Work to be completed:
Look through the data below. Pick out the lines holding the string "داده".

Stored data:
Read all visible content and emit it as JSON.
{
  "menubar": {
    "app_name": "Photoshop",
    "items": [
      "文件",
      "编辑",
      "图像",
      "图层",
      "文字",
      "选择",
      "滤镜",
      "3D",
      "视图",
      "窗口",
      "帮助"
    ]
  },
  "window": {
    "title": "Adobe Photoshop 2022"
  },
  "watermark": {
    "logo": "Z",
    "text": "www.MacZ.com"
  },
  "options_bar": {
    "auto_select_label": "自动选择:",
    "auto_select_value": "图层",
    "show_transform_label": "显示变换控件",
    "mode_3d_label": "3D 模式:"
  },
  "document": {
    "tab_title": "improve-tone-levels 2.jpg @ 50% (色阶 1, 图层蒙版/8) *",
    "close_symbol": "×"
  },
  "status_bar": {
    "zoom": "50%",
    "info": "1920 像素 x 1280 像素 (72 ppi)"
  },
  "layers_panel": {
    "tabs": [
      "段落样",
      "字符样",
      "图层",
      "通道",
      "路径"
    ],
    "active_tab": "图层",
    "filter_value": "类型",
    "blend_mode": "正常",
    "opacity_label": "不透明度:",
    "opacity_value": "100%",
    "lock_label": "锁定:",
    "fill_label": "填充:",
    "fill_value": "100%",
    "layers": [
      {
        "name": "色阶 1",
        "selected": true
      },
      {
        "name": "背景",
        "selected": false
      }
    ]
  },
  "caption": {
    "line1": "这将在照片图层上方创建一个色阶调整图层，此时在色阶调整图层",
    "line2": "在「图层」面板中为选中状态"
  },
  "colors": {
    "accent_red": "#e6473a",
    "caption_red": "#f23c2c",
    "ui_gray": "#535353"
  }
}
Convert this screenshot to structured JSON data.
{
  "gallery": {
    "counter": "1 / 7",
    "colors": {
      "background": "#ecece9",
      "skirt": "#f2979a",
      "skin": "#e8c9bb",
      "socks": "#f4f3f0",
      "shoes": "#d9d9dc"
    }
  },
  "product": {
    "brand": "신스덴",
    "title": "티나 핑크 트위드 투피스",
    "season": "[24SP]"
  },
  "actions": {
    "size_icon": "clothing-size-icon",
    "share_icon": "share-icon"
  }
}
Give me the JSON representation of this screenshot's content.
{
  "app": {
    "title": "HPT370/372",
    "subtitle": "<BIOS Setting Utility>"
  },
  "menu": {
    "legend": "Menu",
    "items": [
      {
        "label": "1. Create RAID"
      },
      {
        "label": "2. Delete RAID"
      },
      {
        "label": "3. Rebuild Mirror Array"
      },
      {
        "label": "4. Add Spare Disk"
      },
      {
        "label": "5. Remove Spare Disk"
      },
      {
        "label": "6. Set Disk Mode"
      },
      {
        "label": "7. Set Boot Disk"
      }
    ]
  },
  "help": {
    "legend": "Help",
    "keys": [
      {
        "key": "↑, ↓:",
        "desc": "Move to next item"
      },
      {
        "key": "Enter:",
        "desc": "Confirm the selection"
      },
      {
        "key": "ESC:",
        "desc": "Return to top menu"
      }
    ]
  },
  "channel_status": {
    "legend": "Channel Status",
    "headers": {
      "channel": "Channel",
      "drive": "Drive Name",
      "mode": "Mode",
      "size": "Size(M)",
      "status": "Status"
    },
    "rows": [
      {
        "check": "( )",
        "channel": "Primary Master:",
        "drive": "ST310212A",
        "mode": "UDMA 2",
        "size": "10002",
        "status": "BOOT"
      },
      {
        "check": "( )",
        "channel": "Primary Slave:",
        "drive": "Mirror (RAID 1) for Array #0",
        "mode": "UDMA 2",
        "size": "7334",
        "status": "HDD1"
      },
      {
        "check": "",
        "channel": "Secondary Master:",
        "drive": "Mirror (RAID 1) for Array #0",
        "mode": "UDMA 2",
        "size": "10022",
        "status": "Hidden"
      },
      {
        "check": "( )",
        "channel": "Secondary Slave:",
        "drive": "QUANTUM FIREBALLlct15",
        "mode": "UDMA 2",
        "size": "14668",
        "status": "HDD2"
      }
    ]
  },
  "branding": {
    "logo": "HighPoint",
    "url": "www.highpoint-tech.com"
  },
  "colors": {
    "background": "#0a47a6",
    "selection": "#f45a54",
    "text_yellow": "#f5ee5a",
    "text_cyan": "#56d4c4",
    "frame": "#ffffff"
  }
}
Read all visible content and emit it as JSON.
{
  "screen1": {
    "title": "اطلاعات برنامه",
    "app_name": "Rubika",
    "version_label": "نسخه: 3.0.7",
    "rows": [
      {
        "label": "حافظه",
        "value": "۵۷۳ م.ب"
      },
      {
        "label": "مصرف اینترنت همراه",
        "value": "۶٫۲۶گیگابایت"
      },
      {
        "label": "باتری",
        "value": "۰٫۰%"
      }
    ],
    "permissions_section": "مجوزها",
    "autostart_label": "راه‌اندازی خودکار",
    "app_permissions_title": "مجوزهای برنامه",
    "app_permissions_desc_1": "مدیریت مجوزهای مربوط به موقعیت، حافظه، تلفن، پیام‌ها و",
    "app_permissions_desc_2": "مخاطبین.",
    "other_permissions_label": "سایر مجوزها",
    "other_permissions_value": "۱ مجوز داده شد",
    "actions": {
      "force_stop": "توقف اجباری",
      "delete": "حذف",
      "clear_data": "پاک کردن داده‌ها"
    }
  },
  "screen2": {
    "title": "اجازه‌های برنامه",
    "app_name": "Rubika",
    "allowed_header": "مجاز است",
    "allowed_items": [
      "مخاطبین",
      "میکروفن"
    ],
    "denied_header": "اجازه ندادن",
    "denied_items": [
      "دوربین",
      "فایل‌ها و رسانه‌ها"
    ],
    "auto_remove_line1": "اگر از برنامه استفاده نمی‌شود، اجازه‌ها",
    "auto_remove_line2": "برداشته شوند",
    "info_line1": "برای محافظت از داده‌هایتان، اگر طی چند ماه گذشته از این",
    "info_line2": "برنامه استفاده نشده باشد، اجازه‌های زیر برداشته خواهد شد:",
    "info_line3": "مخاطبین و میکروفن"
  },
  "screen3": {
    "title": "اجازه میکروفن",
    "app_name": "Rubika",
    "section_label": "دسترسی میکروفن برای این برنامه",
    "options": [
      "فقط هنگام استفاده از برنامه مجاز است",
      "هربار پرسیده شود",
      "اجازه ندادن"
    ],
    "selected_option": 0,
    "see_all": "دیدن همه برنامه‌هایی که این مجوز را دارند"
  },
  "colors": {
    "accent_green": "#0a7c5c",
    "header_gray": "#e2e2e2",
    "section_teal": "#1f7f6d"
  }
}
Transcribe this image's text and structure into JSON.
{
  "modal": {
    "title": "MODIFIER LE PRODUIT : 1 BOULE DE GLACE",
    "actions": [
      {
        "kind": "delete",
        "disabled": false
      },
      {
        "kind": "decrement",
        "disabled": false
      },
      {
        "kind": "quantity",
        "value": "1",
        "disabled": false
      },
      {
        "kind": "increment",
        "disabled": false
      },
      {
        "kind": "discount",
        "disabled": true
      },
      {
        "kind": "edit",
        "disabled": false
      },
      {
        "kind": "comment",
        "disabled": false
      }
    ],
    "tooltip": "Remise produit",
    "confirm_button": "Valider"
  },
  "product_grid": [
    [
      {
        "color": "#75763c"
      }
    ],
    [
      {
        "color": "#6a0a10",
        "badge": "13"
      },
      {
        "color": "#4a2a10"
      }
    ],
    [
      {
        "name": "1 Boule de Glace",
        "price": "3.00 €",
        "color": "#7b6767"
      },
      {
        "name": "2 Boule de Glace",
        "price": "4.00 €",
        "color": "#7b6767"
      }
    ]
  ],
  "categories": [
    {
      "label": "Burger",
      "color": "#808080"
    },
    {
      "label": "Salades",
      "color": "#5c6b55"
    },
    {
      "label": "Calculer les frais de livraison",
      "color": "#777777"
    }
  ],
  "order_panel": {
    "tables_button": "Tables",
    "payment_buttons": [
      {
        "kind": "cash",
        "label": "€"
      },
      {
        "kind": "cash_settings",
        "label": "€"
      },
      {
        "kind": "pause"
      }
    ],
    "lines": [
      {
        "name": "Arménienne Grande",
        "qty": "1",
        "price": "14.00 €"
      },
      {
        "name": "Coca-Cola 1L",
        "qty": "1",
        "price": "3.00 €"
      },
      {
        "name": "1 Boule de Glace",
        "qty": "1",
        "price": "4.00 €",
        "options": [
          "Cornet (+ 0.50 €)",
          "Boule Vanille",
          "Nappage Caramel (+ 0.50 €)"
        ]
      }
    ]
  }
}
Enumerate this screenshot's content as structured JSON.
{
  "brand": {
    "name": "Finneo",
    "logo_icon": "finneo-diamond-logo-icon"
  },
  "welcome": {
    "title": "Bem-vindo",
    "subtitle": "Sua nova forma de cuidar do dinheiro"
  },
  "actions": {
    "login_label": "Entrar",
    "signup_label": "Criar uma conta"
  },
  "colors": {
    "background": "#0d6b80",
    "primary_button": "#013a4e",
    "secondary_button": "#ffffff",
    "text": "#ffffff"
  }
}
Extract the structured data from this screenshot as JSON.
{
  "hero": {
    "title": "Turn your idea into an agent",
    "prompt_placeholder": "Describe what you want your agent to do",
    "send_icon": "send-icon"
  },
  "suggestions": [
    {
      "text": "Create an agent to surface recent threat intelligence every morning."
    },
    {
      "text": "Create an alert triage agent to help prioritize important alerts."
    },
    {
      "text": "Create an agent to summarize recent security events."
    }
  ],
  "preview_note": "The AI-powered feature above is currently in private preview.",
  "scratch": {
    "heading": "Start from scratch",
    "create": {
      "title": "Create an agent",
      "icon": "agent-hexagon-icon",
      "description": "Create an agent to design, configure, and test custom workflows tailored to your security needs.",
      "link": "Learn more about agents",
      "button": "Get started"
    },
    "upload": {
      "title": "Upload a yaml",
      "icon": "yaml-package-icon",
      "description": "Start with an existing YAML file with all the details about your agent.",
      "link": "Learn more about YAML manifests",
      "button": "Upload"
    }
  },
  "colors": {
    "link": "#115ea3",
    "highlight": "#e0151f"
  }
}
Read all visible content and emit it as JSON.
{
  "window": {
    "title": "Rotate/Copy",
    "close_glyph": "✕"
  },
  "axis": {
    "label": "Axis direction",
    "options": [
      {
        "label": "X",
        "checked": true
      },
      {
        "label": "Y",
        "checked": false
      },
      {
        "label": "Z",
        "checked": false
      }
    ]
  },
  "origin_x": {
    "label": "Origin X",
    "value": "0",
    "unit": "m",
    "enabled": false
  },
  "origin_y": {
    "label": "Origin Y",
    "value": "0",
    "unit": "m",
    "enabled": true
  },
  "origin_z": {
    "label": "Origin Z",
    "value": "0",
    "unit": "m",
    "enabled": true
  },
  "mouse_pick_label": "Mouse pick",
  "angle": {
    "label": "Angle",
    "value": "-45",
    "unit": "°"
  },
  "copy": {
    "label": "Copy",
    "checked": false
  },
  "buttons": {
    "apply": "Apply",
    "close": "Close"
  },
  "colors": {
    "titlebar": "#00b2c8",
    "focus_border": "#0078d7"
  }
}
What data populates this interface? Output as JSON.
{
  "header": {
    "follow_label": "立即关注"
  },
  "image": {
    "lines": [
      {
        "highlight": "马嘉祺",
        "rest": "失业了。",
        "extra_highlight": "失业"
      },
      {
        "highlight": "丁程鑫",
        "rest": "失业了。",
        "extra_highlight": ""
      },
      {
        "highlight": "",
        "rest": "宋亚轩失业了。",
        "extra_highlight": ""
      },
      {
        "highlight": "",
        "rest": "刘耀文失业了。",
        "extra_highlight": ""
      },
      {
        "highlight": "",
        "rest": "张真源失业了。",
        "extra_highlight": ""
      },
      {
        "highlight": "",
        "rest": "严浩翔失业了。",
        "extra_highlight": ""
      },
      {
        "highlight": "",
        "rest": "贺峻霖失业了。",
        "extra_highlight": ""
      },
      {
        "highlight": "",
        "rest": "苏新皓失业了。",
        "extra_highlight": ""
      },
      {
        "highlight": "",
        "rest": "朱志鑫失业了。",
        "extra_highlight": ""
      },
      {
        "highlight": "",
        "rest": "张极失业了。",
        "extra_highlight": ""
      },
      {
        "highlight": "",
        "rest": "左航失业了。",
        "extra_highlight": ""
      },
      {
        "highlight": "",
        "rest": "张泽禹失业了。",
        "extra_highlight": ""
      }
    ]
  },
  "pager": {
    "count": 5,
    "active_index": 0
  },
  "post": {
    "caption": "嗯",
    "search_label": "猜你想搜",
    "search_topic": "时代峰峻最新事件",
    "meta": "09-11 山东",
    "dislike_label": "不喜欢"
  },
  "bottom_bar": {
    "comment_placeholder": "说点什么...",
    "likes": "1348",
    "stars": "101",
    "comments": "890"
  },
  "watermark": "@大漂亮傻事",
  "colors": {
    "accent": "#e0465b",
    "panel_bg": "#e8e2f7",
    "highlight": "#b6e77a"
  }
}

Result of this task:
    "other_permissions_value": "۱ مجوز داده شد",
      "clear_data": "پاک کردن داده‌ها"
    "info_line1": "برای محافظت از داده‌هایتان، اگر طی چند ماه گذشته از این",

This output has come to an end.